-- start of Given information --

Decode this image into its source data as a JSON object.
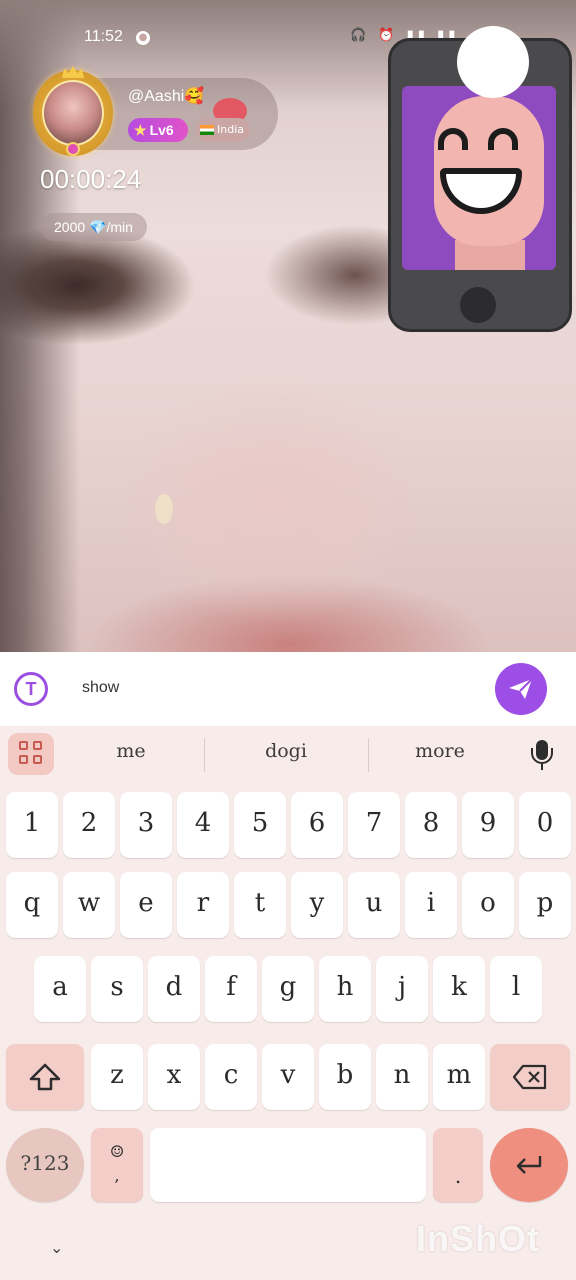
{
  "status_bar": {
    "time": "11:52",
    "icons": "🎧 ⏰ ▮▮ ▮▮"
  },
  "profile": {
    "username": "@Aashi🥰",
    "level": "Lv6",
    "country": "India"
  },
  "call": {
    "timer": "00:00:24",
    "rate_value": "2000",
    "rate_icon": "💎",
    "rate_unit": "/min"
  },
  "input": {
    "value": "show",
    "t_icon_label": "T"
  },
  "keyboard": {
    "suggestions": [
      "me",
      "dogi",
      "more"
    ],
    "row_numbers": [
      "1",
      "2",
      "3",
      "4",
      "5",
      "6",
      "7",
      "8",
      "9",
      "0"
    ],
    "row_top": [
      "q",
      "w",
      "e",
      "r",
      "t",
      "y",
      "u",
      "i",
      "o",
      "p"
    ],
    "row_home": [
      "a",
      "s",
      "d",
      "f",
      "g",
      "h",
      "j",
      "k",
      "l"
    ],
    "row_bottom": [
      "z",
      "x",
      "c",
      "v",
      "b",
      "n",
      "m"
    ],
    "symbols_label": "?123",
    "emoji_label": "☺",
    "period_label": ".",
    "comma_label": ","
  },
  "watermark": "InShOt",
  "colors": {
    "accent": "#9d4ee6",
    "enter": "#ef8f80",
    "keyboard_bg": "#f8ecea",
    "func_key": "#f3cdc7"
  }
}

-- end of Given information --

All of the data needs repeating exactly, but the pictures do not.

Written response:
Decode this image into its source data as a JSON object.
{
  "status_bar": {
    "time": "11:52",
    "icons": "🎧 ⏰ ▮▮ ▮▮"
  },
  "profile": {
    "username": "@Aashi🥰",
    "level": "Lv6",
    "country": "India"
  },
  "call": {
    "timer": "00:00:24",
    "rate_value": "2000",
    "rate_icon": "💎",
    "rate_unit": "/min"
  },
  "input": {
    "value": "show",
    "t_icon_label": "T"
  },
  "keyboard": {
    "suggestions": [
      "me",
      "dogi",
      "more"
    ],
    "row_numbers": [
      "1",
      "2",
      "3",
      "4",
      "5",
      "6",
      "7",
      "8",
      "9",
      "0"
    ],
    "row_top": [
      "q",
      "w",
      "e",
      "r",
      "t",
      "y",
      "u",
      "i",
      "o",
      "p"
    ],
    "row_home": [
      "a",
      "s",
      "d",
      "f",
      "g",
      "h",
      "j",
      "k",
      "l"
    ],
    "row_bottom": [
      "z",
      "x",
      "c",
      "v",
      "b",
      "n",
      "m"
    ],
    "symbols_label": "?123",
    "emoji_label": "☺",
    "period_label": ".",
    "comma_label": ","
  },
  "watermark": "InShOt",
  "colors": {
    "accent": "#9d4ee6",
    "enter": "#ef8f80",
    "keyboard_bg": "#f8ecea",
    "func_key": "#f3cdc7"
  }
}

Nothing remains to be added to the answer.